Lift out each line of the data that holds "this".

**EXCERPTED RECORDS**
--- start ---
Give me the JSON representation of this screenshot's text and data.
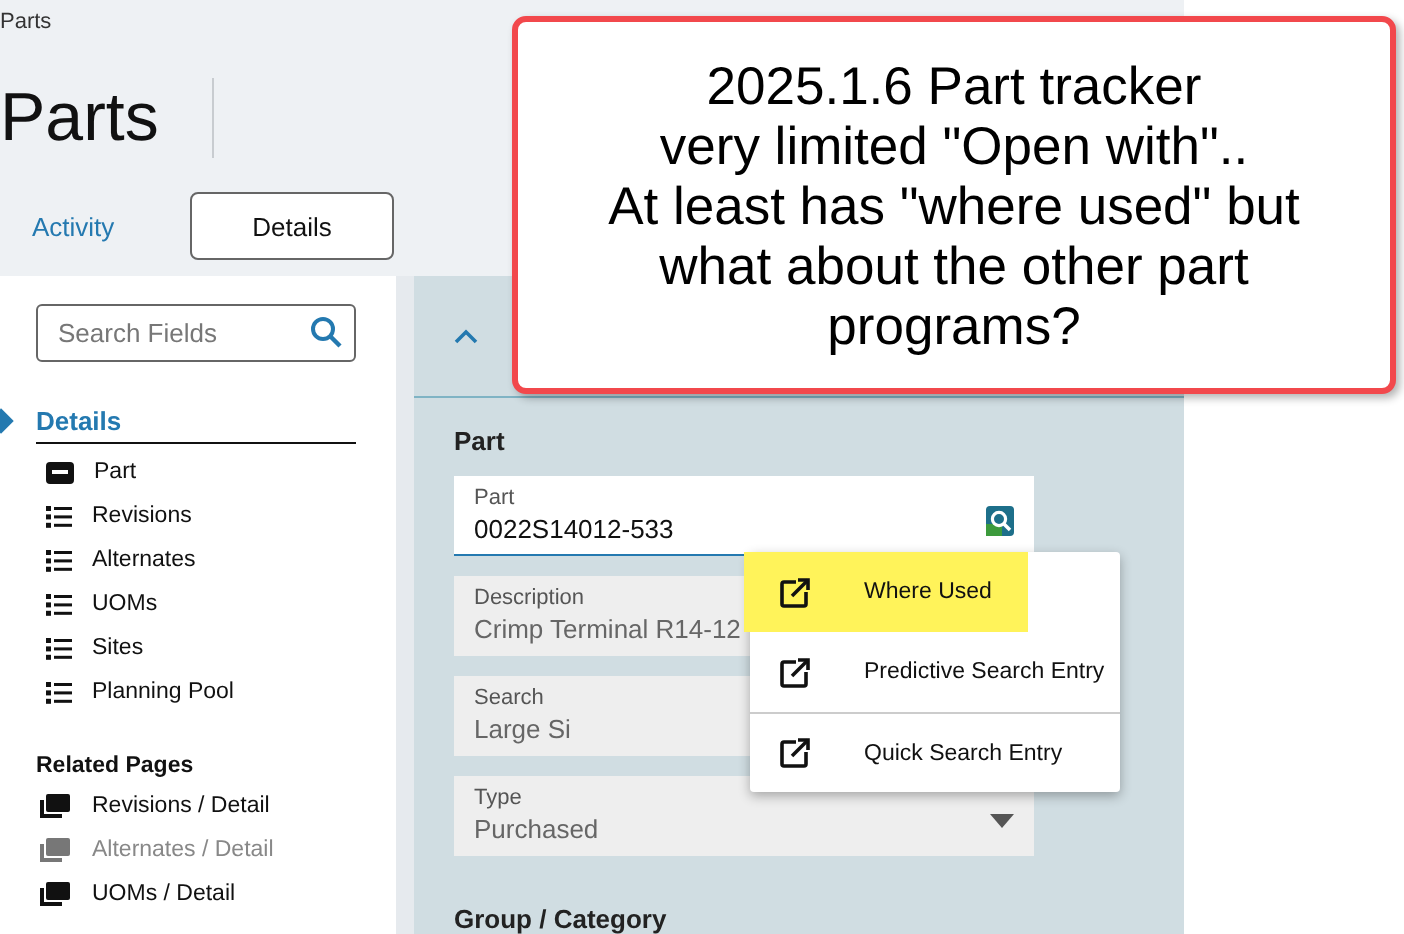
{
  "breadcrumb": "Parts",
  "page_title": "Parts",
  "tabs": [
    {
      "label": "Activity",
      "selected": false
    },
    {
      "label": "Details",
      "selected": true
    }
  ],
  "sidebar": {
    "search": {
      "placeholder": "Search Fields"
    },
    "section": {
      "title": "Details",
      "selected": true
    },
    "items": [
      {
        "label": "Part",
        "kind": "form"
      },
      {
        "label": "Revisions",
        "kind": "list"
      },
      {
        "label": "Alternates",
        "kind": "list"
      },
      {
        "label": "UOMs",
        "kind": "list"
      },
      {
        "label": "Sites",
        "kind": "list"
      },
      {
        "label": "Planning Pool",
        "kind": "list"
      }
    ],
    "related_title": "Related Pages",
    "related": [
      {
        "label": "Revisions / Detail",
        "disabled": false
      },
      {
        "label": "Alternates / Detail",
        "disabled": true
      },
      {
        "label": "UOMs / Detail",
        "disabled": false
      }
    ]
  },
  "panel": {
    "expanded": true,
    "section_title": "Part",
    "fields": [
      {
        "kind": "lookup",
        "label": "Part",
        "value": "0022S14012-533",
        "focused": true,
        "disabled": false
      },
      {
        "kind": "text",
        "label": "Description",
        "value": "Crimp Terminal R14-12",
        "focused": false,
        "disabled": true
      },
      {
        "kind": "text",
        "label": "Search",
        "value": "Large Si",
        "focused": false,
        "disabled": true
      },
      {
        "kind": "dropdown",
        "label": "Type",
        "value": "Purchased",
        "focused": false,
        "disabled": true
      }
    ],
    "next_section_title": "Group / Category"
  },
  "menu": {
    "items": [
      {
        "label": "Where Used",
        "highlighted": true,
        "divider_before": false
      },
      {
        "label": "Predictive Search Entry",
        "highlighted": false,
        "divider_before": false
      },
      {
        "label": "Quick Search Entry",
        "highlighted": false,
        "divider_before": true
      }
    ]
  },
  "callout": {
    "lines": [
      "2025.1.6 Part tracker",
      "very limited \"Open with\"..",
      "At least has \"where used\" but",
      "what about the other part",
      "programs?"
    ]
  }
}
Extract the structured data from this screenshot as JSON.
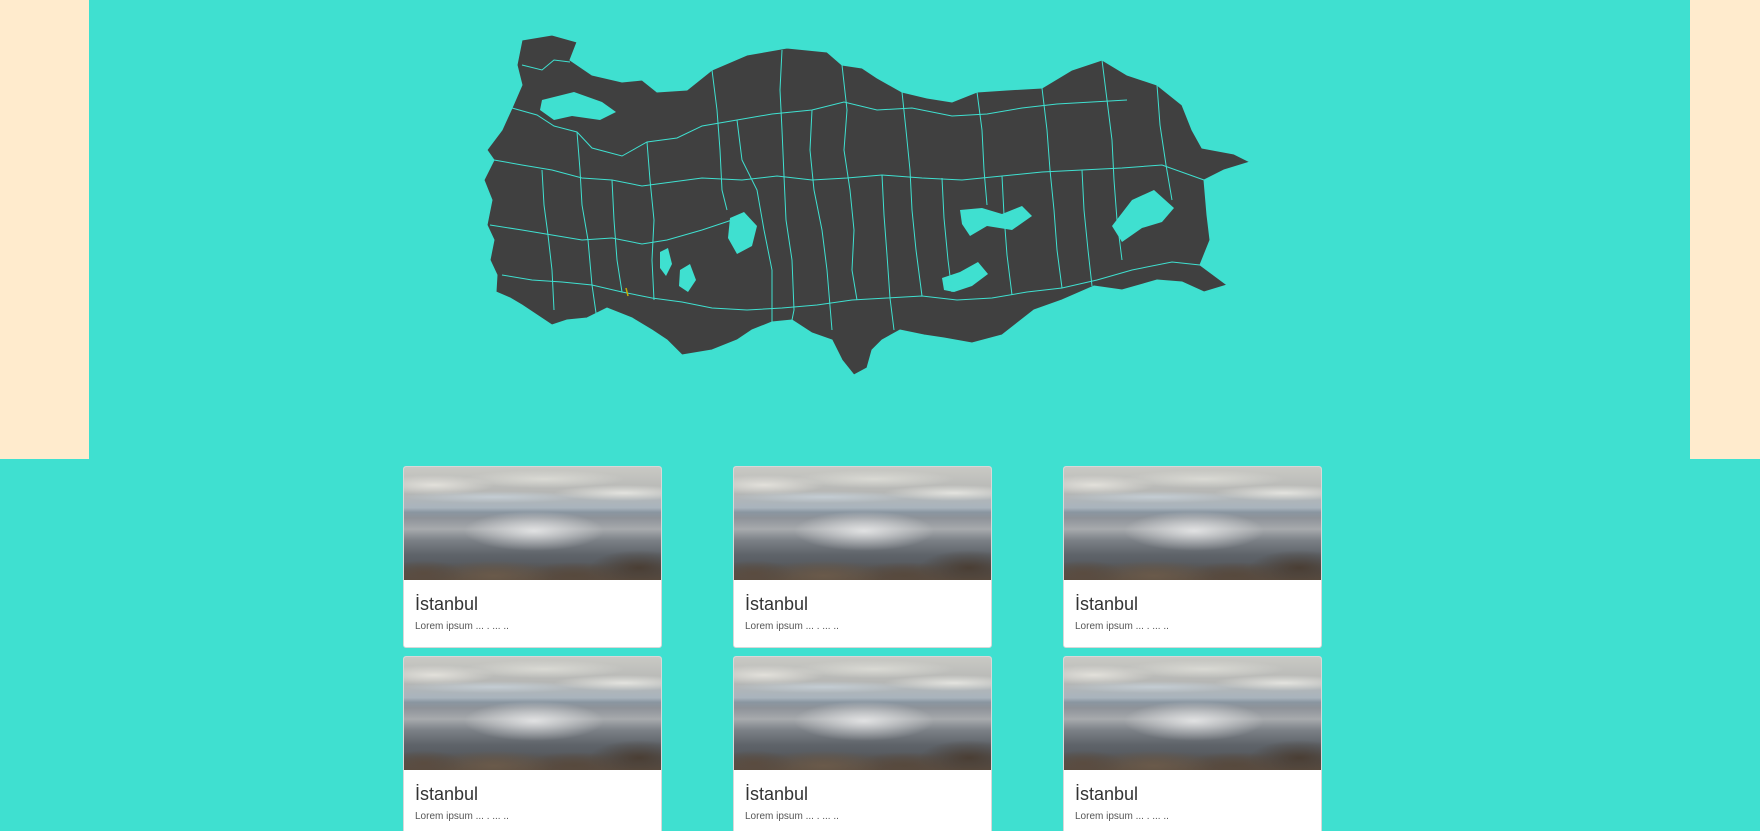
{
  "colors": {
    "background": "#3fe0d0",
    "side_panels": "#ffebcd",
    "map_fill": "#404040",
    "map_borders": "#3fe0d0",
    "card_background": "#ffffff"
  },
  "map": {
    "country": "Turkey",
    "style": "province-outline-map"
  },
  "cards": [
    {
      "title": "İstanbul",
      "text": "Lorem ipsum ... . ... ..",
      "image": "sea-shore-photo"
    },
    {
      "title": "İstanbul",
      "text": "Lorem ipsum ... . ... ..",
      "image": "sea-shore-photo"
    },
    {
      "title": "İstanbul",
      "text": "Lorem ipsum ... . ... ..",
      "image": "sea-shore-photo"
    },
    {
      "title": "İstanbul",
      "text": "Lorem ipsum ... . ... ..",
      "image": "sea-shore-photo"
    },
    {
      "title": "İstanbul",
      "text": "Lorem ipsum ... . ... ..",
      "image": "sea-shore-photo"
    },
    {
      "title": "İstanbul",
      "text": "Lorem ipsum ... . ... ..",
      "image": "sea-shore-photo"
    }
  ]
}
--- end ---
**EXPECTED ANSWER**
Give me the JSON representation of this screenshot's text and data.
Extract the structured data from this screenshot as JSON.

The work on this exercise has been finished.